Exercise instructions = Quote the whole listing word for word, please.

─── Input ───

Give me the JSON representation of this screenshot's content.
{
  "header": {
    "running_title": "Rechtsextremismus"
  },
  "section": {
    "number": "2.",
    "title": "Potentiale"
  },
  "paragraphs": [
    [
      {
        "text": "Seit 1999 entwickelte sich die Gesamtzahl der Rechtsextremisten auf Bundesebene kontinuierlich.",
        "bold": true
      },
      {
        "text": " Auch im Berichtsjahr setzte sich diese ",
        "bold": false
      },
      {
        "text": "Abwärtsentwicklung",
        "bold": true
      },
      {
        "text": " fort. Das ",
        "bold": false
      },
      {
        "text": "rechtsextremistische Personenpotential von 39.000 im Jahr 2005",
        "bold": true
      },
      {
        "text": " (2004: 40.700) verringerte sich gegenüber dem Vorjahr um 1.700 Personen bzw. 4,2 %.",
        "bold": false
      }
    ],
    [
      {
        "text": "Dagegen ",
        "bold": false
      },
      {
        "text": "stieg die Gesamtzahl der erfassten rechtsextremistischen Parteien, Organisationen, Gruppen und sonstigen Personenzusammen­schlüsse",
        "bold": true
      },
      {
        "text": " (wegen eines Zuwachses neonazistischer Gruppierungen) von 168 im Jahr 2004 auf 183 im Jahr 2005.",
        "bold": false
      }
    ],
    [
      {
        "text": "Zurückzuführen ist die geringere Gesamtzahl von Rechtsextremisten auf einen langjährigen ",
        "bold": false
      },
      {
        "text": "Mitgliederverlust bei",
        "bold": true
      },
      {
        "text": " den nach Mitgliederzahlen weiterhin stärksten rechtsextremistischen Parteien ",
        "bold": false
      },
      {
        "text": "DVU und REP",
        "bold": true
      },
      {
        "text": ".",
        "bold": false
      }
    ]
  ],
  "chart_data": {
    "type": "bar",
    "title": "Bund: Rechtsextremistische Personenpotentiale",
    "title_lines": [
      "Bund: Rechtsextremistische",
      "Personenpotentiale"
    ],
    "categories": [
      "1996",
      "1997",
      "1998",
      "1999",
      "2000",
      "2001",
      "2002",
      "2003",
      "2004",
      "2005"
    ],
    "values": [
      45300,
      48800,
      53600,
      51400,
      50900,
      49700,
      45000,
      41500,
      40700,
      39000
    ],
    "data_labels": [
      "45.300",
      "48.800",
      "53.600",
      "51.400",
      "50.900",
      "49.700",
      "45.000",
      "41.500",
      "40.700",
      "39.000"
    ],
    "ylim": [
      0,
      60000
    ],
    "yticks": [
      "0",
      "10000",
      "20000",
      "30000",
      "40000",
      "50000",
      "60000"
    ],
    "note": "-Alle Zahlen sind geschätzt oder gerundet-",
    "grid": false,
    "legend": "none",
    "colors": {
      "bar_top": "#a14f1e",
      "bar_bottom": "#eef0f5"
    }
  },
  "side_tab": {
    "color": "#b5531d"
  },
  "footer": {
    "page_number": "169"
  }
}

───

Problem solution =
Give me the JSON representation of this screenshot's content.
{
  "header": {
    "running_title": "Rechtsextremismus"
  },
  "section": {
    "number": "2.",
    "title": "Potentiale"
  },
  "paragraphs": [
    [
      {
        "text": "Seit 1999 entwickelte sich die Gesamtzahl der Rechtsextremisten auf Bundesebene kontinuierlich.",
        "bold": true
      },
      {
        "text": " Auch im Berichtsjahr setzte sich diese ",
        "bold": false
      },
      {
        "text": "Abwärtsentwicklung",
        "bold": true
      },
      {
        "text": " fort. Das ",
        "bold": false
      },
      {
        "text": "rechtsextremistische Personenpotential von 39.000 im Jahr 2005",
        "bold": true
      },
      {
        "text": " (2004: 40.700) verringerte sich gegenüber dem Vorjahr um 1.700 Personen bzw. 4,2 %.",
        "bold": false
      }
    ],
    [
      {
        "text": "Dagegen ",
        "bold": false
      },
      {
        "text": "stieg die Gesamtzahl der erfassten rechtsextremistischen Parteien, Organisationen, Gruppen und sonstigen Personenzusammen­schlüsse",
        "bold": true
      },
      {
        "text": " (wegen eines Zuwachses neonazistischer Gruppierungen) von 168 im Jahr 2004 auf 183 im Jahr 2005.",
        "bold": false
      }
    ],
    [
      {
        "text": "Zurückzuführen ist die geringere Gesamtzahl von Rechtsextremisten auf einen langjährigen ",
        "bold": false
      },
      {
        "text": "Mitgliederverlust bei",
        "bold": true
      },
      {
        "text": " den nach Mitgliederzahlen weiterhin stärksten rechtsextremistischen Parteien ",
        "bold": false
      },
      {
        "text": "DVU und REP",
        "bold": true
      },
      {
        "text": ".",
        "bold": false
      }
    ]
  ],
  "chart_data": {
    "type": "bar",
    "title": "Bund: Rechtsextremistische Personenpotentiale",
    "title_lines": [
      "Bund: Rechtsextremistische",
      "Personenpotentiale"
    ],
    "categories": [
      "1996",
      "1997",
      "1998",
      "1999",
      "2000",
      "2001",
      "2002",
      "2003",
      "2004",
      "2005"
    ],
    "values": [
      45300,
      48800,
      53600,
      51400,
      50900,
      49700,
      45000,
      41500,
      40700,
      39000
    ],
    "data_labels": [
      "45.300",
      "48.800",
      "53.600",
      "51.400",
      "50.900",
      "49.700",
      "45.000",
      "41.500",
      "40.700",
      "39.000"
    ],
    "ylim": [
      0,
      60000
    ],
    "yticks": [
      "0",
      "10000",
      "20000",
      "30000",
      "40000",
      "50000",
      "60000"
    ],
    "note": "-Alle Zahlen sind geschätzt oder gerundet-",
    "grid": false,
    "legend": "none",
    "colors": {
      "bar_top": "#a14f1e",
      "bar_bottom": "#eef0f5"
    }
  },
  "side_tab": {
    "color": "#b5531d"
  },
  "footer": {
    "page_number": "169"
  }
}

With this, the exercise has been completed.